RECORDS FOR THIS TASK:

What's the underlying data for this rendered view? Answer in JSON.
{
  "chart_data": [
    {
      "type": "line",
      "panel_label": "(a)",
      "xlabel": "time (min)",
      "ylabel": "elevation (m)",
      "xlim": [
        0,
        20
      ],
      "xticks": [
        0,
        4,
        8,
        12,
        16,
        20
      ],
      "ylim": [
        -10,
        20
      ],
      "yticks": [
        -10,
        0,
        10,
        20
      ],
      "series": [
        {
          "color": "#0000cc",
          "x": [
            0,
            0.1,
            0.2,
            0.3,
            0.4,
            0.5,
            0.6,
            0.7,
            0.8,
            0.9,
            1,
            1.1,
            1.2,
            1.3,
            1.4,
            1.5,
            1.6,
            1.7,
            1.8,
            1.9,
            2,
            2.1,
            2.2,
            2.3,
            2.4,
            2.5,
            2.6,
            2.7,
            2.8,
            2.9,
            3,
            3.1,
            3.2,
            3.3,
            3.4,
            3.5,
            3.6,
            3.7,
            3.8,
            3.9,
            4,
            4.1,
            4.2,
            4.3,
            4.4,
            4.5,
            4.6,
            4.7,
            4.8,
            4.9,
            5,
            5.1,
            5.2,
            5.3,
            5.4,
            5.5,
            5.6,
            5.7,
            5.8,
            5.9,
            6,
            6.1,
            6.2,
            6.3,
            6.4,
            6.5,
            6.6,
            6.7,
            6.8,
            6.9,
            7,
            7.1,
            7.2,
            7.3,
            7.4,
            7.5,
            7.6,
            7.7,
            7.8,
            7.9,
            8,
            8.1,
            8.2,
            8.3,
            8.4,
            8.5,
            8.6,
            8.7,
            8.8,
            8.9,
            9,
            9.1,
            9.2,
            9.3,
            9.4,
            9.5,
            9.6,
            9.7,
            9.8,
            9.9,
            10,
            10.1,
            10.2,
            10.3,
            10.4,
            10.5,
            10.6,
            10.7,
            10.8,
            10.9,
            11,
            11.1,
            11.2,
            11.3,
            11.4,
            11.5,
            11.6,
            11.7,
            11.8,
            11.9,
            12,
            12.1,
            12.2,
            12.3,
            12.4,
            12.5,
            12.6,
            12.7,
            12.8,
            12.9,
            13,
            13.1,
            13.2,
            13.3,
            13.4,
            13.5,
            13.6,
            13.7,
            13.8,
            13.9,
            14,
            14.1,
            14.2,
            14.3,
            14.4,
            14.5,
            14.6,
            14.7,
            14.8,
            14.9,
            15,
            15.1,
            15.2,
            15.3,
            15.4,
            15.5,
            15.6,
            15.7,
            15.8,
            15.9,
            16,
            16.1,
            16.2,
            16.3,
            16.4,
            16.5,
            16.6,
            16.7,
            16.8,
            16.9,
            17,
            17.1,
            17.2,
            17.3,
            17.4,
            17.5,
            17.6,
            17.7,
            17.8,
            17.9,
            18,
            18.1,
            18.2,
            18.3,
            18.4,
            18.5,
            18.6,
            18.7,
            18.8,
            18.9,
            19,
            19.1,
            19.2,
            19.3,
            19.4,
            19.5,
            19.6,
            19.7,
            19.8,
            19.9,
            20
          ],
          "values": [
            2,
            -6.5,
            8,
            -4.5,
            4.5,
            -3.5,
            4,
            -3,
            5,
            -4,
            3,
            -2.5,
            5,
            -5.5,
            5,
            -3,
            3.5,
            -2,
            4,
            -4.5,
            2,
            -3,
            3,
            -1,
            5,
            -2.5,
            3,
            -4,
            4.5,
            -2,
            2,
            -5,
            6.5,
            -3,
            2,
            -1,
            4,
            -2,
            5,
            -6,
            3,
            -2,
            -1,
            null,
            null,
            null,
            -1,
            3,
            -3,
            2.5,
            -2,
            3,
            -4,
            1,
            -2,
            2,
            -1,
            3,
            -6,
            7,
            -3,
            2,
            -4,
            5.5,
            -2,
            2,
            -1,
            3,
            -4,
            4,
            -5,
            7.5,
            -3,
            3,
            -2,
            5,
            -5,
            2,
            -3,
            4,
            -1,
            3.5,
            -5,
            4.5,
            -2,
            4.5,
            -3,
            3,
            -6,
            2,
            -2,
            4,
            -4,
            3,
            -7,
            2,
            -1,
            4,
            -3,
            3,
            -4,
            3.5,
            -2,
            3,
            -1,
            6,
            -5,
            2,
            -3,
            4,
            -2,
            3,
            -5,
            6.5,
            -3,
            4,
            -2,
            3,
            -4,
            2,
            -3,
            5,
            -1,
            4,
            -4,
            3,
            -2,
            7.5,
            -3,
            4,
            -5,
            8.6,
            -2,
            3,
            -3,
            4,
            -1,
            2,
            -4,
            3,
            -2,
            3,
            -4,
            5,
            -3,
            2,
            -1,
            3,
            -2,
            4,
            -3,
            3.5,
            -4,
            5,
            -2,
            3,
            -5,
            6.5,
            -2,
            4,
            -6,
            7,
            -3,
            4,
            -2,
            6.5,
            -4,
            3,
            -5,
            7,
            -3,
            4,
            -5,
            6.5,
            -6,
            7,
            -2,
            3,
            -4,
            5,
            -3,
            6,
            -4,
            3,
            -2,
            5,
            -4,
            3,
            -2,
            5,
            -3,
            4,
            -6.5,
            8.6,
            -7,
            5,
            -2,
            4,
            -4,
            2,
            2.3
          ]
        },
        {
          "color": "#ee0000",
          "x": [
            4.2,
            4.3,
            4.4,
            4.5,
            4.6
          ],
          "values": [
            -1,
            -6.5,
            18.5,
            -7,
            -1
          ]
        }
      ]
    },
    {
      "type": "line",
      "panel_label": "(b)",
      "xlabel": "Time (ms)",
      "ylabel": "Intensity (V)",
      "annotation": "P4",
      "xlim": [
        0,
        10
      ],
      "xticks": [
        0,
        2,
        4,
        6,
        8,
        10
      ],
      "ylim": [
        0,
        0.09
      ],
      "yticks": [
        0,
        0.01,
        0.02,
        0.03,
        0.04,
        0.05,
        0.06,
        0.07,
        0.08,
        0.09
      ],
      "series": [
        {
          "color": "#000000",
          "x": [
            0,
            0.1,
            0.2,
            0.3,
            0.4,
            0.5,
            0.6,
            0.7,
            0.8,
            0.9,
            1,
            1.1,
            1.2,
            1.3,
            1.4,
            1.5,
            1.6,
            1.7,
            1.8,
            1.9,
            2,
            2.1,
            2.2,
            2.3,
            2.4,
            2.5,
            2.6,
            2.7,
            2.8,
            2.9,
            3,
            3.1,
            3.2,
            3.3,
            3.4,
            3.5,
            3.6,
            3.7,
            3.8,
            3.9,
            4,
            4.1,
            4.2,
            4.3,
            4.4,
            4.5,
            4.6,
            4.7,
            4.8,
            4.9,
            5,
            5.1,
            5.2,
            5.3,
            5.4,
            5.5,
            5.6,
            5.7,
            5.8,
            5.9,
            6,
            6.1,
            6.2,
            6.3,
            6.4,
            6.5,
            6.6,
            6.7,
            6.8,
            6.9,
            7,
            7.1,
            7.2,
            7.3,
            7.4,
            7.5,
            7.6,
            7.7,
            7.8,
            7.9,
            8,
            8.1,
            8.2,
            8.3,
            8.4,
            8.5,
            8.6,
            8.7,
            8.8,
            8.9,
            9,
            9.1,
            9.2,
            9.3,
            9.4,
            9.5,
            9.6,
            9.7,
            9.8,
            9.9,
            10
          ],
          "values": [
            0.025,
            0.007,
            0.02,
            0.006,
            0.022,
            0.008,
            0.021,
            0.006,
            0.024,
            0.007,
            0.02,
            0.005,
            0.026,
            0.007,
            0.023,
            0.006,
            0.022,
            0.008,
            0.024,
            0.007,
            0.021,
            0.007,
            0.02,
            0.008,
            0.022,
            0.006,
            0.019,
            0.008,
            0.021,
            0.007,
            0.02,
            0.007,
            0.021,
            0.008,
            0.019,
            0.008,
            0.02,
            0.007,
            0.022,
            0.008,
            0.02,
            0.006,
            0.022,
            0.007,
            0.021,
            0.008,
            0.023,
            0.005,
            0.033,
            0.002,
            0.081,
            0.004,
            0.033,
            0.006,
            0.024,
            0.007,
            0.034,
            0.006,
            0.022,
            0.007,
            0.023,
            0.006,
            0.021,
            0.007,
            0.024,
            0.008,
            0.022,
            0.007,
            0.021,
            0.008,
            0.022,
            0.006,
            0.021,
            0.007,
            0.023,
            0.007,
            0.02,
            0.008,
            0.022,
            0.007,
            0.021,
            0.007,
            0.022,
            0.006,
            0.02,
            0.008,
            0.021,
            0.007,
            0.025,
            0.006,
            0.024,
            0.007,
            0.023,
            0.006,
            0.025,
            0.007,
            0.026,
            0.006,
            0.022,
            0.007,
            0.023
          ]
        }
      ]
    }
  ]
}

TASK:
Display every line of the listing that contains the string "ylabel".

WRITTEN RESPONSE:
      "ylabel": "elevation (m)",
      "ylabel": "Intensity (V)",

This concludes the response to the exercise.